[Written exercise] Repeat every record below exactly, but leave out any pictures.

══════

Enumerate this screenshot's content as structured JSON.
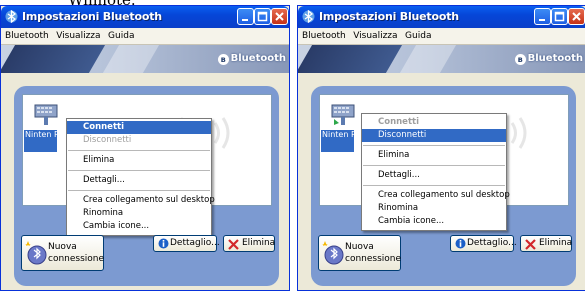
{
  "caption": "Wiimote.",
  "windows": [
    {
      "title": "Impostazioni Bluetooth",
      "menu": [
        "Bluetooth",
        "Visualizza",
        "Guida"
      ],
      "bluetooth_logo": "Bluetooth",
      "device_label": "Ninten RVL-CN",
      "context_menu": {
        "items": [
          {
            "label": "Connetti",
            "state": "highlighted-bold"
          },
          {
            "label": "Disconnetti",
            "state": "disabled"
          },
          {
            "label": "Elimina",
            "state": "normal"
          },
          {
            "label": "Dettagli...",
            "state": "normal"
          },
          {
            "label": "Crea collegamento sul desktop",
            "state": "normal"
          },
          {
            "label": "Rinomina",
            "state": "normal"
          },
          {
            "label": "Cambia icone...",
            "state": "normal"
          }
        ]
      },
      "buttons": {
        "new_connection_line1": "Nuova",
        "new_connection_line2": "connessione",
        "details": "Dettaglio...",
        "delete": "Elimina"
      }
    },
    {
      "title": "Impostazioni Bluetooth",
      "menu": [
        "Bluetooth",
        "Visualizza",
        "Guida"
      ],
      "bluetooth_logo": "Bluetooth",
      "device_label": "Ninten RVL-CN",
      "context_menu": {
        "items": [
          {
            "label": "Connetti",
            "state": "disabled-bold"
          },
          {
            "label": "Disconnetti",
            "state": "highlighted"
          },
          {
            "label": "Elimina",
            "state": "normal"
          },
          {
            "label": "Dettagli...",
            "state": "normal"
          },
          {
            "label": "Crea collegamento sul desktop",
            "state": "normal"
          },
          {
            "label": "Rinomina",
            "state": "normal"
          },
          {
            "label": "Cambia icone...",
            "state": "normal"
          }
        ]
      },
      "buttons": {
        "new_connection_line1": "Nuova",
        "new_connection_line2": "connessione",
        "details": "Dettaglio...",
        "delete": "Elimina"
      }
    }
  ],
  "colors": {
    "highlight": "#316ac5",
    "titlebar": "#0a5ff0",
    "panel": "#7c9ad1",
    "close": "#c63217"
  }
}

══════

[Expected answer]
Enumerate this screenshot's content as structured JSON.
{
  "caption": "Wiimote.",
  "windows": [
    {
      "title": "Impostazioni Bluetooth",
      "menu": [
        "Bluetooth",
        "Visualizza",
        "Guida"
      ],
      "bluetooth_logo": "Bluetooth",
      "device_label": "Ninten RVL-CN",
      "context_menu": {
        "items": [
          {
            "label": "Connetti",
            "state": "highlighted-bold"
          },
          {
            "label": "Disconnetti",
            "state": "disabled"
          },
          {
            "label": "Elimina",
            "state": "normal"
          },
          {
            "label": "Dettagli...",
            "state": "normal"
          },
          {
            "label": "Crea collegamento sul desktop",
            "state": "normal"
          },
          {
            "label": "Rinomina",
            "state": "normal"
          },
          {
            "label": "Cambia icone...",
            "state": "normal"
          }
        ]
      },
      "buttons": {
        "new_connection_line1": "Nuova",
        "new_connection_line2": "connessione",
        "details": "Dettaglio...",
        "delete": "Elimina"
      }
    },
    {
      "title": "Impostazioni Bluetooth",
      "menu": [
        "Bluetooth",
        "Visualizza",
        "Guida"
      ],
      "bluetooth_logo": "Bluetooth",
      "device_label": "Ninten RVL-CN",
      "context_menu": {
        "items": [
          {
            "label": "Connetti",
            "state": "disabled-bold"
          },
          {
            "label": "Disconnetti",
            "state": "highlighted"
          },
          {
            "label": "Elimina",
            "state": "normal"
          },
          {
            "label": "Dettagli...",
            "state": "normal"
          },
          {
            "label": "Crea collegamento sul desktop",
            "state": "normal"
          },
          {
            "label": "Rinomina",
            "state": "normal"
          },
          {
            "label": "Cambia icone...",
            "state": "normal"
          }
        ]
      },
      "buttons": {
        "new_connection_line1": "Nuova",
        "new_connection_line2": "connessione",
        "details": "Dettaglio...",
        "delete": "Elimina"
      }
    }
  ],
  "colors": {
    "highlight": "#316ac5",
    "titlebar": "#0a5ff0",
    "panel": "#7c9ad1",
    "close": "#c63217"
  }
}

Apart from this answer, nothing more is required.